[Dataset items]
[BEGIN]
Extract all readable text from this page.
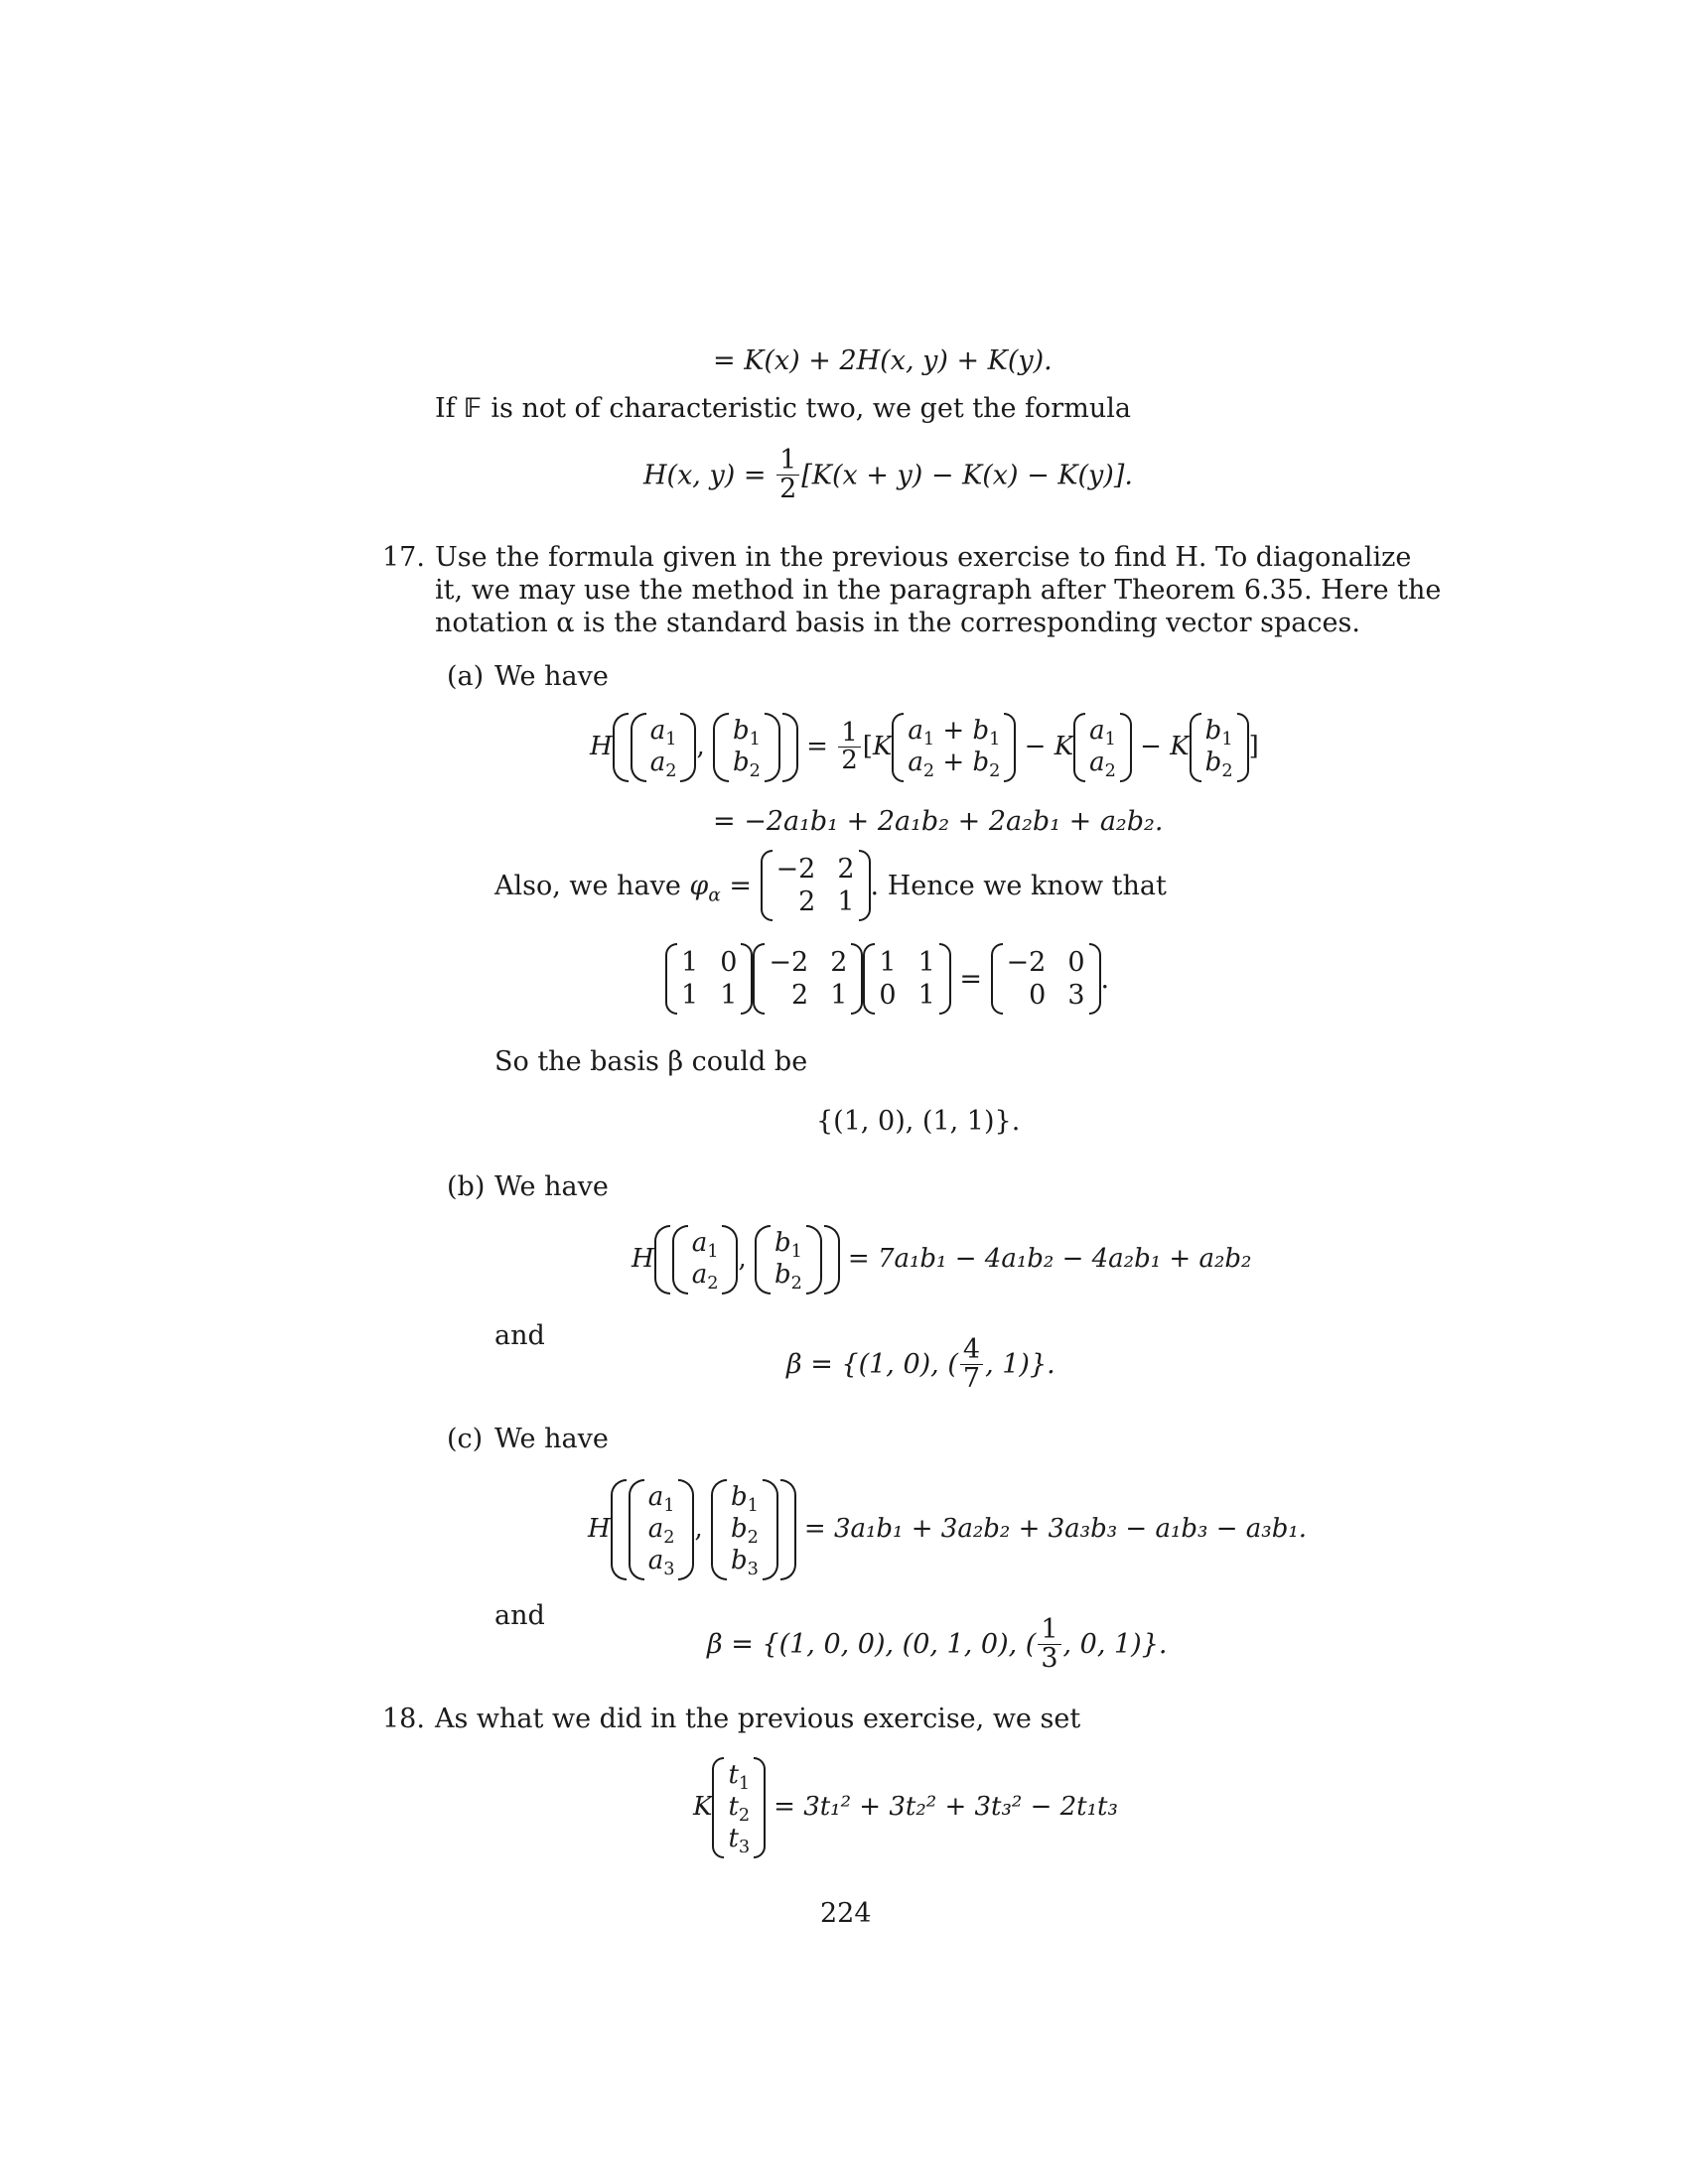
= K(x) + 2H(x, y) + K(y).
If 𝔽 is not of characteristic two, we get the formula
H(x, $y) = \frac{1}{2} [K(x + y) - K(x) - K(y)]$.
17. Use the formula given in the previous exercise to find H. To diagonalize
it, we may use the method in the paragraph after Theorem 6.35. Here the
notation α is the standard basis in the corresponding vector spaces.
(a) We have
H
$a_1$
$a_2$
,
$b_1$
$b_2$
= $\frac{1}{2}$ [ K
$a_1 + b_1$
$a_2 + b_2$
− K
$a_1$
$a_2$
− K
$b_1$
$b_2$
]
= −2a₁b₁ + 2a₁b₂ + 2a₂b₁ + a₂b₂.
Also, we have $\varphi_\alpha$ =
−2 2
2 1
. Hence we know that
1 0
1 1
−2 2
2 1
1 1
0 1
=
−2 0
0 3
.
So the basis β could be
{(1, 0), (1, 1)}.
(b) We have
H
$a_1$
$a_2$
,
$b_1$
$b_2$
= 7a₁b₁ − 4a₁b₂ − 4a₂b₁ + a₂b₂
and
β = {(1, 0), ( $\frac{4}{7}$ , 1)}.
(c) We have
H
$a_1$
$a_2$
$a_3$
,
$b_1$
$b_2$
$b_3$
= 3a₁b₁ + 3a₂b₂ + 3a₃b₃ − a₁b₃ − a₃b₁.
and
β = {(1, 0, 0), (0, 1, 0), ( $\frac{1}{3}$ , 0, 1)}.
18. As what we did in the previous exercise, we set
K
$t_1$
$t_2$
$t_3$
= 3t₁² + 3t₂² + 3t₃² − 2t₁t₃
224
[END]
◆ **EXERCISE**
Pick out the lines containing the string "frac" and show them.

◆ **WRITTEN RESPONSE**
H(x, $y) = \frac{1}{2} [K(x + y) - K(x) - K(y)]$.
= $\frac{1}{2}$ [ K
β = {(1, 0), ( $\frac{4}{7}$ , 1)}.
β = {(1, 0, 0), (0, 1, 0), ( $\frac{1}{3}$ , 0, 1)}.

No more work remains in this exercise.